= EXTRACT =
________________

Figure 1.Benvenuto Cellini's gigantic masterpiece sculpture Perseus With the Head of Medusa. This statue stands in the Loggia Dei Lanzi in Florence, Italy. Reprinted with permission from Blackwell Publishing, Ltd

Benvenuto Cellini (1500-1571) was one of the world's greatest sculptors and a connoisseur of sensuous living. He produced a gigantic masterpiece Perseus With the Head of Medusa. The casting of it was an artistic feat. Cellini was a Renaissance man in every sense. He was a goldsmith, sculptor, musician, and a swaggering figure that saw himself as Michelangelo's artistic equal.

Cellini contracted syphilis at the age of 29 years.4 When he was in the secondary stage of syphilis with a vesicular rash, he was advised to have mercury therapy, but refused because he had heard of the undesirable effects of mercury.5 He received lotion therapy, and leeches were also applied. However, the "syphilis pox" skin rash relapsed. Cellini subsequently became ill with malaria, which was common in Rome at the time. The malaria caused him to become extremely febrile and led to improvement of his symptoms following attenuation of the spirochetes by the high fever. The Romans and the Greeks believed that malaria was due to "bad air"; thus, it was called mal (bad) aria (air). They were not aware that it was caused by a parasite. The fever of malaria obviously had a transient, minimal effect on the clinical course of Cellini's syphilis. In 1539, Roy Diaz De Isla observed the minimal therapeutic value of malaria on syphilis.6 Four hundred years later, in 1927, the Nobel Foundation awarded a Nobel Prize to Julius Wagner Jauregg for malaria therapy of syphilis, which was ineffective, as demonstrated in Cellini's case in 1529.

________________

= SOURCE DATA =
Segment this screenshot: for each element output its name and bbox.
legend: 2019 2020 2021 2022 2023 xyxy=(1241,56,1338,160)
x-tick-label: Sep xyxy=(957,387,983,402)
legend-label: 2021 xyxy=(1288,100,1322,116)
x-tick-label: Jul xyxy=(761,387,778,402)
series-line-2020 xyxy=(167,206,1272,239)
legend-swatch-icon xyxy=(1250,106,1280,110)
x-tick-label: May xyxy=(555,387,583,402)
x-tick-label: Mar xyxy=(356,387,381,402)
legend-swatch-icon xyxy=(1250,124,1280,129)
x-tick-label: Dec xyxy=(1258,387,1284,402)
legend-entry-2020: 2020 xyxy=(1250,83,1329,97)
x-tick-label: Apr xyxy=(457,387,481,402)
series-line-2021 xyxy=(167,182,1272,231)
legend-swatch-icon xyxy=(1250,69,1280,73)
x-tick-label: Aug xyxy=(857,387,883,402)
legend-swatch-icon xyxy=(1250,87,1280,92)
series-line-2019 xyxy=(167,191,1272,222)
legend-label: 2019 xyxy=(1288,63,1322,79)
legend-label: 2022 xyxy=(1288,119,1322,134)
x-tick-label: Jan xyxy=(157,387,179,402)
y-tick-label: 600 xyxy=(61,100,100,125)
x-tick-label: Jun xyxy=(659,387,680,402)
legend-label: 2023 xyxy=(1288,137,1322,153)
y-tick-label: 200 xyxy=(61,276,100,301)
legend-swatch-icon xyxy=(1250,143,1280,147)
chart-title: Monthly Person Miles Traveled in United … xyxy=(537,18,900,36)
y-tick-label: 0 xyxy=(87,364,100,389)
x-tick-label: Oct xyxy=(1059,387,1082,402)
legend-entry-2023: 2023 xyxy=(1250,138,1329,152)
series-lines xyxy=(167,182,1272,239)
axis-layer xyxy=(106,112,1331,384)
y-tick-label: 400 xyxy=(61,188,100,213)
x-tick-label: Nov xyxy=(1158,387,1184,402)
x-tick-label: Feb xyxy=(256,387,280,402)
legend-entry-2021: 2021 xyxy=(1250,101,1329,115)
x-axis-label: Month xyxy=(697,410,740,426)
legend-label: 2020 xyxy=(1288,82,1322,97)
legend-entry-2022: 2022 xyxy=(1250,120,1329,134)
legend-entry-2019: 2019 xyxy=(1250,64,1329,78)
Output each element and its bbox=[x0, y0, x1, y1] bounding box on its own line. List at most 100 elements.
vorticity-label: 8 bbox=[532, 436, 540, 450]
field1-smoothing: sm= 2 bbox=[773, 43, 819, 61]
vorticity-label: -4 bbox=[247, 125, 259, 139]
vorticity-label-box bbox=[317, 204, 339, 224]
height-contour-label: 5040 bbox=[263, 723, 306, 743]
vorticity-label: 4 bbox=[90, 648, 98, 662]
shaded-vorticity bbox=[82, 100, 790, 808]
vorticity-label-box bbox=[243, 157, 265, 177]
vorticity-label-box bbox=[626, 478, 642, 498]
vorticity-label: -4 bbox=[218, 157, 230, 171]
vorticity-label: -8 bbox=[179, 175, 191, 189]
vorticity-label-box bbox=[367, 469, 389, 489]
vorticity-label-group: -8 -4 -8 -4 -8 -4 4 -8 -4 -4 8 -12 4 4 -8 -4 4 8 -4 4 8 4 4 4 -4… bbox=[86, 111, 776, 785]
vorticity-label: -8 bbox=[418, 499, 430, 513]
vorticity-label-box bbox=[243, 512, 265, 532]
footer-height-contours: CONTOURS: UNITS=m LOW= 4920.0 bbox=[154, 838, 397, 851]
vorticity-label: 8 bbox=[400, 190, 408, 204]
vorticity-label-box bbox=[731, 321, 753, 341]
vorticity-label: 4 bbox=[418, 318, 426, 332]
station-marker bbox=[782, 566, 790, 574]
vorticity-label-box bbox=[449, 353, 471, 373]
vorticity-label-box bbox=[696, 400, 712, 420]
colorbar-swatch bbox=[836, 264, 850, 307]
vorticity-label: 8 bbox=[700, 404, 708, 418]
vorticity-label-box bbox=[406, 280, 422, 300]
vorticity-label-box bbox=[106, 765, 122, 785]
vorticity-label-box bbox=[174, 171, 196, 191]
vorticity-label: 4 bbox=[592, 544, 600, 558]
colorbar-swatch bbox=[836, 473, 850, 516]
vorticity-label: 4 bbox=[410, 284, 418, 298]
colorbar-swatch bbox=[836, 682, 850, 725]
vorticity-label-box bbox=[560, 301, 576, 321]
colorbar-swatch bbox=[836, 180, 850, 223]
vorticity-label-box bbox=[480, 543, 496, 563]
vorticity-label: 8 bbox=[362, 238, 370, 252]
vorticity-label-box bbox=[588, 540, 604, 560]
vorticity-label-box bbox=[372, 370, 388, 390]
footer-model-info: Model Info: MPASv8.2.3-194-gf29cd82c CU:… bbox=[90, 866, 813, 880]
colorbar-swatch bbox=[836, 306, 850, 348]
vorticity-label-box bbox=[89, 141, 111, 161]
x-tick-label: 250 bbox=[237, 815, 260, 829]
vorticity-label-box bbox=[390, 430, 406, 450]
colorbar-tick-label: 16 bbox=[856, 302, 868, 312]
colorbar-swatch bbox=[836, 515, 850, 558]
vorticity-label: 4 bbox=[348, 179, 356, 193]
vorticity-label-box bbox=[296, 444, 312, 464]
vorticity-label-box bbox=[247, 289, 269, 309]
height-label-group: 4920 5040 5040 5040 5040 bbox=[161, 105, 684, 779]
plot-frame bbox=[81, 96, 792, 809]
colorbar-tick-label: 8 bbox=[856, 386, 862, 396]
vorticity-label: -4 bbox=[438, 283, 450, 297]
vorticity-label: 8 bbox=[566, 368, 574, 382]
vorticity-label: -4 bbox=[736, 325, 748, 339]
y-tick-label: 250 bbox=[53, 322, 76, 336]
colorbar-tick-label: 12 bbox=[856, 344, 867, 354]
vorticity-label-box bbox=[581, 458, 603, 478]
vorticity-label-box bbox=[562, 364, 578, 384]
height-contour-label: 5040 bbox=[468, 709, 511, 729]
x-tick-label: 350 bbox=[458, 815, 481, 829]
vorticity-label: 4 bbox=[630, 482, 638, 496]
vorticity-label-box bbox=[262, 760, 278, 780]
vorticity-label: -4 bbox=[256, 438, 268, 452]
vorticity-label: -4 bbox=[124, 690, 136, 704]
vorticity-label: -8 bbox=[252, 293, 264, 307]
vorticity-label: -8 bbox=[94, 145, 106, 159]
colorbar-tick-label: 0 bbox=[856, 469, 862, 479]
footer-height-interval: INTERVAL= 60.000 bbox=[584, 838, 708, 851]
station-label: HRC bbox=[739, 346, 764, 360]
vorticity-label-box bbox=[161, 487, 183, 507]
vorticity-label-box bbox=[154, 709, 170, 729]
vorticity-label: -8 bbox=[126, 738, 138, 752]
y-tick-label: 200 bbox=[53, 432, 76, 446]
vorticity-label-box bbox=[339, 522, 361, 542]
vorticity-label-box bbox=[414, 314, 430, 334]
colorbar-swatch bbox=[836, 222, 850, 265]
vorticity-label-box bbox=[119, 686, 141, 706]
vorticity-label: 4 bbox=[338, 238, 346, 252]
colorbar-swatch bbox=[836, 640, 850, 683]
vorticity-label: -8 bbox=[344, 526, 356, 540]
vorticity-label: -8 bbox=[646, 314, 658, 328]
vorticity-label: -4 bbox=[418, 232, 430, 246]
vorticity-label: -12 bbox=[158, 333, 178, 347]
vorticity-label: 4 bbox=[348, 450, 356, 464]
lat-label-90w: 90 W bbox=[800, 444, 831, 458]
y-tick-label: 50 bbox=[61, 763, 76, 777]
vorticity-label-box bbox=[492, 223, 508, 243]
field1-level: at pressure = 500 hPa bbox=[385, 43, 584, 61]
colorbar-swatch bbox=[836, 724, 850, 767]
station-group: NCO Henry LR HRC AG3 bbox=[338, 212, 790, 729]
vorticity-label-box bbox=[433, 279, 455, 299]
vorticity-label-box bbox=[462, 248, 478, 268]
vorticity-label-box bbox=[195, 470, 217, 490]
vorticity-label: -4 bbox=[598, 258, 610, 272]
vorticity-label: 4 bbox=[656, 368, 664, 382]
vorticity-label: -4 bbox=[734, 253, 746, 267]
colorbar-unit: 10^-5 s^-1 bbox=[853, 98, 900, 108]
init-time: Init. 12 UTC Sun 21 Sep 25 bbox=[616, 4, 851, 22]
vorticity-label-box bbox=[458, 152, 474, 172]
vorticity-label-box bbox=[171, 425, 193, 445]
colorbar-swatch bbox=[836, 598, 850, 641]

________________

= ACTIVITY =
Say whether each statement agrees with the Cellini text, answering yes or no and quoting the words from the text that decide it: (a) Cellini accepted mercury therapy for his syphilis. (b) Leeches were used in Cellini's treatment. (c) The Nobel Prize for malaria therapy of syphilis was awarded in 1927. The records have nothing to do with the Cellini text.

= RESULT OF THIS TASK =
(a) No: "refused because he had heard of the undesirable effects of mercury"
(b) Yes: "He received lotion therapy, and leeches were also applied."
(c) Yes: "in 1927, the Nobel Foundation awarded a Nobel Prize to Julius Wagner Jauregg for malaria therapy of syphilis"